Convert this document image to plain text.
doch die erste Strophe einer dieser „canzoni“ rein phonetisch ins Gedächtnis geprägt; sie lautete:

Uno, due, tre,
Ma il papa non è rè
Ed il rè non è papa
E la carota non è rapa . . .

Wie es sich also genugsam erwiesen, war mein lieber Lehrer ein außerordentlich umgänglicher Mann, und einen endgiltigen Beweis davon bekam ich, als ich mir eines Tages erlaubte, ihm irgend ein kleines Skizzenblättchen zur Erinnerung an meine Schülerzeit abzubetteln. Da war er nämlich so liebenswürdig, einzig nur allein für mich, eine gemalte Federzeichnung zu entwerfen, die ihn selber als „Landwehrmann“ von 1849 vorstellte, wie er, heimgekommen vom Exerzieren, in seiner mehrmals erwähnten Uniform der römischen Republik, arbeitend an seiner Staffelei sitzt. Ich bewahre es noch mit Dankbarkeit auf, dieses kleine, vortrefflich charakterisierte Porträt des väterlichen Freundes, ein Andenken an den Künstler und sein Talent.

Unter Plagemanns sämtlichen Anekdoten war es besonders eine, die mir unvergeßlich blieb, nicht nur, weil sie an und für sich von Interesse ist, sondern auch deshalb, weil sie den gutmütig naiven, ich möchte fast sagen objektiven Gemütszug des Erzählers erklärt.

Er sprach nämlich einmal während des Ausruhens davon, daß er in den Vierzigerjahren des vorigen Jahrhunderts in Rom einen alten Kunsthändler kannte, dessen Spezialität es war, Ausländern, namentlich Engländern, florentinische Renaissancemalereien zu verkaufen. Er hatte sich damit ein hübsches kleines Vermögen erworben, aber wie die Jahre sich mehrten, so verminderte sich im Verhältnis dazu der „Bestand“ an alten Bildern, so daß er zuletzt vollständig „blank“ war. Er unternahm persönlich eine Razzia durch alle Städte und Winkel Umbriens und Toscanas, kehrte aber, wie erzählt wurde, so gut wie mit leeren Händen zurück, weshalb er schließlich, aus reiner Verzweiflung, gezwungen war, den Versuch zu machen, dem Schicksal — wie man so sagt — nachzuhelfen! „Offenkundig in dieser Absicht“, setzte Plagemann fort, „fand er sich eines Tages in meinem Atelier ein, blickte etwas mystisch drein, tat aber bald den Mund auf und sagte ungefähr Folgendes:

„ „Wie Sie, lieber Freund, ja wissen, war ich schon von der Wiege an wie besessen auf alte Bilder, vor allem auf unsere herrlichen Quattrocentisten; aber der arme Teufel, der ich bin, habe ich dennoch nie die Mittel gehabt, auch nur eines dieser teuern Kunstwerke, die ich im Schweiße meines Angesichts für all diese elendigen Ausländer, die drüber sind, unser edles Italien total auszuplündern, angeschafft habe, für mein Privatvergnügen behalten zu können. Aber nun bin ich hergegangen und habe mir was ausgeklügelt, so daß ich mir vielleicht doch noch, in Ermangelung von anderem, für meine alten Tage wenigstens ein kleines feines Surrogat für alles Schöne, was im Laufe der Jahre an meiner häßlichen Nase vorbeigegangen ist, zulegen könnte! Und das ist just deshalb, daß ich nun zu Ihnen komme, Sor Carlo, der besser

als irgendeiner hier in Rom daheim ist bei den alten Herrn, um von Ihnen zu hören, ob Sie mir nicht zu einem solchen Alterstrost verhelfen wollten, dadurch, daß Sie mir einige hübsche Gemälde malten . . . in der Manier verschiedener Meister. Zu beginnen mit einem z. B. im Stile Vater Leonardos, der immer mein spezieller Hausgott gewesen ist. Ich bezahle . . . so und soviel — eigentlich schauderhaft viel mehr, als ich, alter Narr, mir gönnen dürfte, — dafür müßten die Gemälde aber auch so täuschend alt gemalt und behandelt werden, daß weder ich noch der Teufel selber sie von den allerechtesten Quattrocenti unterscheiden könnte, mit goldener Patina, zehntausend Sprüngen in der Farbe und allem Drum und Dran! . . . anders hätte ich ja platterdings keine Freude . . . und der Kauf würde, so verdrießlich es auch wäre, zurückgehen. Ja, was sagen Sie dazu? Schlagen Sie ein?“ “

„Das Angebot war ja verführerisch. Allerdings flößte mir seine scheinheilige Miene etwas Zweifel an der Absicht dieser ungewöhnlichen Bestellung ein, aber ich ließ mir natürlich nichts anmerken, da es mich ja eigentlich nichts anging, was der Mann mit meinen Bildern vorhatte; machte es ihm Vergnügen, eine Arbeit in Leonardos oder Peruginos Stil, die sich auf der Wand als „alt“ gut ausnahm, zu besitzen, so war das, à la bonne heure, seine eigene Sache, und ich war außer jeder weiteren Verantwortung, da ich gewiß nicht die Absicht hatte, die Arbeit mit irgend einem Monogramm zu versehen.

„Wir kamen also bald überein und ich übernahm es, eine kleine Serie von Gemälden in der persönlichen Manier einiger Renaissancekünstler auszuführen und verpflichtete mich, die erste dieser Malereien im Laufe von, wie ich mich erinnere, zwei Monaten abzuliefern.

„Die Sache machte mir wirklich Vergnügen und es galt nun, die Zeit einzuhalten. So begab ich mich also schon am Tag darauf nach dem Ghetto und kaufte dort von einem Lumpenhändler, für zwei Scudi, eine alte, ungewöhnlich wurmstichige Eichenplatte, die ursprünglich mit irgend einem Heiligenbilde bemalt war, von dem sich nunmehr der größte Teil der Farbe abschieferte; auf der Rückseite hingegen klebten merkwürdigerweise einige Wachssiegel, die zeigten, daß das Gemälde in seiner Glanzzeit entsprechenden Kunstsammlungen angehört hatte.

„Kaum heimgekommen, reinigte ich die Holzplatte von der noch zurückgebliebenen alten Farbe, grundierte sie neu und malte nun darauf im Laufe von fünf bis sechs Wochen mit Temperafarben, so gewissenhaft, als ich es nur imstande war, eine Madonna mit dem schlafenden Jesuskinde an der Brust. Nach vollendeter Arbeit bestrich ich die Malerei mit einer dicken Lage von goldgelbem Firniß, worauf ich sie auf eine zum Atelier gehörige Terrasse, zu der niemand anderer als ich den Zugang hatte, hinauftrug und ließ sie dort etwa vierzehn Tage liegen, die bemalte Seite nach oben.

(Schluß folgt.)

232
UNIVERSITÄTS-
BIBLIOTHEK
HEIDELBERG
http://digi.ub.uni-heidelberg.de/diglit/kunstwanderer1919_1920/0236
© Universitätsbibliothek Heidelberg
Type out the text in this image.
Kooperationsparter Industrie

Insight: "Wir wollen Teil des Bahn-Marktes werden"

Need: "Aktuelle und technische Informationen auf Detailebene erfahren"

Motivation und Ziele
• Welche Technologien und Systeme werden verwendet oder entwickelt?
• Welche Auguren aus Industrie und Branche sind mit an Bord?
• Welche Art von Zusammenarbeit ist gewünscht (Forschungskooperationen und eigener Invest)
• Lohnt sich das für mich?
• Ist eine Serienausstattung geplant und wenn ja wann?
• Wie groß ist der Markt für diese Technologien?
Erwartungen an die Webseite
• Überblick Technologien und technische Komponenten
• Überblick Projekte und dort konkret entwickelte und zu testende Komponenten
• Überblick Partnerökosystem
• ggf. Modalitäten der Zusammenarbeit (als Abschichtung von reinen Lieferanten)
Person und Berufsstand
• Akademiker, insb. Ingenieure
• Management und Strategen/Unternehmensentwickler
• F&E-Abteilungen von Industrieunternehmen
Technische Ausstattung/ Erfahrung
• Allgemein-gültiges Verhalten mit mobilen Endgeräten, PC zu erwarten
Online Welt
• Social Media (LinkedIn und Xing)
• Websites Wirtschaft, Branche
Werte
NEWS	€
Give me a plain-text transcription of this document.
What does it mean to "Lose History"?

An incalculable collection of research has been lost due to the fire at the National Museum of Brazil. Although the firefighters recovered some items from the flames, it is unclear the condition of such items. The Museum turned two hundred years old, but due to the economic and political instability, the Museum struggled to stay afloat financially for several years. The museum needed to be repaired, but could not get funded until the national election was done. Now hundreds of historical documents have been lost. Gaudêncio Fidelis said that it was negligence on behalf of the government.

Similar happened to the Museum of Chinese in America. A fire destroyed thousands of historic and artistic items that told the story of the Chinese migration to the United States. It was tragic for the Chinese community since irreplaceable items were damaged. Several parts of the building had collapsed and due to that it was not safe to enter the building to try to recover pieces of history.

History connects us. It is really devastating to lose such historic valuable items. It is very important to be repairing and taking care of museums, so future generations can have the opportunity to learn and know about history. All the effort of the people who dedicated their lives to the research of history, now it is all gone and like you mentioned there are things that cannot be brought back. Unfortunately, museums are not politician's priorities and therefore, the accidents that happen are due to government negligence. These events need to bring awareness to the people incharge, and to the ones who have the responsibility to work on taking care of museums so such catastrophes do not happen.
------------------------------------------------
_INSTRUCTION_:
Show the lines from the data above that contain the string "Überblick".

_OUTPUT FOR THIS TASK_:
• Überblick Technologien und technische Komponenten
• Überblick Projekte und dort konkret entwickelte und zu testende Komponenten
• Überblick Partnerökosystem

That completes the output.